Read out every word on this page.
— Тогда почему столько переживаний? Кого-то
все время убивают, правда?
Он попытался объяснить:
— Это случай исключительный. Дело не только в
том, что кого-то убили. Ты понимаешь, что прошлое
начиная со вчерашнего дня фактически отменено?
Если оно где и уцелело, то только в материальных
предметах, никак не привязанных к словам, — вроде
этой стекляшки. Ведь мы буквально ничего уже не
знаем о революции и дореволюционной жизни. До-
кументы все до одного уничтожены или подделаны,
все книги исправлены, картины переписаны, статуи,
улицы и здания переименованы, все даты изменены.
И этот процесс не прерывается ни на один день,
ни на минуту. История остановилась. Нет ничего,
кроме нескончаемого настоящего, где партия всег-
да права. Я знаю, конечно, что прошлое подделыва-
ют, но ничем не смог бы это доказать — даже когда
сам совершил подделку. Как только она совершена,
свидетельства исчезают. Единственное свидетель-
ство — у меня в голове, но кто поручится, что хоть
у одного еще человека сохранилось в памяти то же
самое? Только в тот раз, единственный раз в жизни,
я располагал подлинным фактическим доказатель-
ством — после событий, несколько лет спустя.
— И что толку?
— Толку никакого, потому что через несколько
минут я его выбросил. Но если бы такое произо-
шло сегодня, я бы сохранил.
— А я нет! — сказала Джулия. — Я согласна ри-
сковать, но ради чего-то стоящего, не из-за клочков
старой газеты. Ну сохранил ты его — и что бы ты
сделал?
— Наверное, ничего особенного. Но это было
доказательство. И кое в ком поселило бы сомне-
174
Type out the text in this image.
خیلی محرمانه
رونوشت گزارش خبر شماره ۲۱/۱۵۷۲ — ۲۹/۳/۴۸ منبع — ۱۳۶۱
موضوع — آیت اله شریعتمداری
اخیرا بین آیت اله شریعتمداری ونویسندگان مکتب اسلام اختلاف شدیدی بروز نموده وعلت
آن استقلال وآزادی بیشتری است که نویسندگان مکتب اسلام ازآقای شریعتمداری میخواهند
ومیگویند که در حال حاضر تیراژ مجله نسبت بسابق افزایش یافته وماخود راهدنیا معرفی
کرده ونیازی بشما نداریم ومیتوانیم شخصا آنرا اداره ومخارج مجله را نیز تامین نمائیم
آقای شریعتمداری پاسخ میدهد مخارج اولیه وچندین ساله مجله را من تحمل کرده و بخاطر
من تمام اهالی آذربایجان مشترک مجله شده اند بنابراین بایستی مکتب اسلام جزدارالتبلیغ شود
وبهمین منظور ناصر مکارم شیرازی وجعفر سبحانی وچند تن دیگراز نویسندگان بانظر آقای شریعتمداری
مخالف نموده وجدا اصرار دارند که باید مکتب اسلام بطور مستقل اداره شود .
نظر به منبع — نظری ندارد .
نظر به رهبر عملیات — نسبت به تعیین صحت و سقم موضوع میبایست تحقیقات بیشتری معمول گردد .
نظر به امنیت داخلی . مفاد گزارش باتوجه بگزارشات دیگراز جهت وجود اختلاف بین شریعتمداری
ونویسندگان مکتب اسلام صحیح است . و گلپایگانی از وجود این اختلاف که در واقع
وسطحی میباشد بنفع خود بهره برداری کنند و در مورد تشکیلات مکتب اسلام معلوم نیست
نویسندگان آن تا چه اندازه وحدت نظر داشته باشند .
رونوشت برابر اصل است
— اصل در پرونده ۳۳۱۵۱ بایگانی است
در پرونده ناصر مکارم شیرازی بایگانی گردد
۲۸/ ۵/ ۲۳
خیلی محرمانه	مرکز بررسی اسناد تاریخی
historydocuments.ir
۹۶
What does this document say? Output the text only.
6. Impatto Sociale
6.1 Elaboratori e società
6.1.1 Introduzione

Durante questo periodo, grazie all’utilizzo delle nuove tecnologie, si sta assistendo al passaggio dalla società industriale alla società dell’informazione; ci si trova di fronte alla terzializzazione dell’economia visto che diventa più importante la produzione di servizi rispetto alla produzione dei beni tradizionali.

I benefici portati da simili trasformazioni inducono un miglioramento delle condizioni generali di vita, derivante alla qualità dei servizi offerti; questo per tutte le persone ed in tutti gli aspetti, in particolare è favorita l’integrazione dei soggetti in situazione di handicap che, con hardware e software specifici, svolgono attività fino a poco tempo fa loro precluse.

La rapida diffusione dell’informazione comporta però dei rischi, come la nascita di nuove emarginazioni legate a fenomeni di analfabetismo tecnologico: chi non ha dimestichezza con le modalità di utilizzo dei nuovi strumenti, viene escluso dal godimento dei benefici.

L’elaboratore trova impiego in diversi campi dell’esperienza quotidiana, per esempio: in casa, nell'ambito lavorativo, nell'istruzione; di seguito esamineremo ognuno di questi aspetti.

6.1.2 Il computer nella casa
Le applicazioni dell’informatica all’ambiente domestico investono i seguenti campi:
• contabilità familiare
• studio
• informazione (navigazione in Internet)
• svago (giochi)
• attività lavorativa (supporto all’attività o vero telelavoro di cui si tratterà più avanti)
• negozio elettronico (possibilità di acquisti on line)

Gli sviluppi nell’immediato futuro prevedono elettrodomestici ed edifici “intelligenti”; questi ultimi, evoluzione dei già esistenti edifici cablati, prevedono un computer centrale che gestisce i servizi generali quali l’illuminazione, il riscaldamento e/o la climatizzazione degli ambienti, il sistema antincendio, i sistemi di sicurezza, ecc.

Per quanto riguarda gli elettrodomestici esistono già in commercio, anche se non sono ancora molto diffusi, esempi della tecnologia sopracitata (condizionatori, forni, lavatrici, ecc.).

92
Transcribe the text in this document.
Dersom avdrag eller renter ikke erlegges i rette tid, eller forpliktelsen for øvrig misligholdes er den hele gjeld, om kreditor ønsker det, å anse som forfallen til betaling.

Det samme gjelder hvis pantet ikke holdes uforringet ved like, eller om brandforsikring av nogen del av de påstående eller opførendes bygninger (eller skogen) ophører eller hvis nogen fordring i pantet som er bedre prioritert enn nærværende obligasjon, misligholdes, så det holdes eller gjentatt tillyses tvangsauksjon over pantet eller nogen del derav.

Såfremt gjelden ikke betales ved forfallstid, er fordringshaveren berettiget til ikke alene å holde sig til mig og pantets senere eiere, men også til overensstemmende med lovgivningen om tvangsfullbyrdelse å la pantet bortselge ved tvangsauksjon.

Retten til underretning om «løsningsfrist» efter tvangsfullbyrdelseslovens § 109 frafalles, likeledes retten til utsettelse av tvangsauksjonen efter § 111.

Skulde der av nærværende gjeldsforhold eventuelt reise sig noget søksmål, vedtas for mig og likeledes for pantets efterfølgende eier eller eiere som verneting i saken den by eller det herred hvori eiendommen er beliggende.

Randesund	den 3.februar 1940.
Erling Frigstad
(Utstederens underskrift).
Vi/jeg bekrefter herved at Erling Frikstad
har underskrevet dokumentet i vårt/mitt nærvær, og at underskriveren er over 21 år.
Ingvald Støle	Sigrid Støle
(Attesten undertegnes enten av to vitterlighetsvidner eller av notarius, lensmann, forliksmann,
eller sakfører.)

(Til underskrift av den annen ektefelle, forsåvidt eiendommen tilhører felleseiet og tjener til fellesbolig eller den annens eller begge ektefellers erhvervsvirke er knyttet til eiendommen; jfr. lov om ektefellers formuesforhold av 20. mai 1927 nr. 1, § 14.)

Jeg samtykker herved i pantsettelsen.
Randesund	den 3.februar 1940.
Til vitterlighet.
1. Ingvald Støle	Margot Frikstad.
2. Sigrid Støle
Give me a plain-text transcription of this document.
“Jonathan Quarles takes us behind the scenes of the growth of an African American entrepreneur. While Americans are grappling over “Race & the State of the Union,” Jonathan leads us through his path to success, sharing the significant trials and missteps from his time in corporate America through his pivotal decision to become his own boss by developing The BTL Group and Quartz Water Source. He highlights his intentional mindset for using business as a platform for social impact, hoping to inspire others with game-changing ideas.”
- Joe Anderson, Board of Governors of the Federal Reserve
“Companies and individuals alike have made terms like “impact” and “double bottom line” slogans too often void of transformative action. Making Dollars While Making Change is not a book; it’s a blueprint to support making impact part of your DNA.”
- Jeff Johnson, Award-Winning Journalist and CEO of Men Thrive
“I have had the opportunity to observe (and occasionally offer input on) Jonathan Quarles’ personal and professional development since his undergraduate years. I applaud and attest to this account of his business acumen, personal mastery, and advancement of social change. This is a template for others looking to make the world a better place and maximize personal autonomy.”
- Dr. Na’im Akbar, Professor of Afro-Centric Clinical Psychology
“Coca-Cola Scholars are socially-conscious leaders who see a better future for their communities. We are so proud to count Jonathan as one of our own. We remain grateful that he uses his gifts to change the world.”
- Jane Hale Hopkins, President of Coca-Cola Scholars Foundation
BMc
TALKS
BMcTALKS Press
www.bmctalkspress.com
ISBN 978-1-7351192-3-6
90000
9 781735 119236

####

> Exercise aim: Look through the entries above; copy each line where the string "گردد" appears.

> The solution:
نظر به رهبر عملیات — نسبت به تعیین صحت و سقم موضوع میبایست تحقیقات بیشتری معمول گردد .
در پرونده ناصر مکارم شیرازی بایگانی گردد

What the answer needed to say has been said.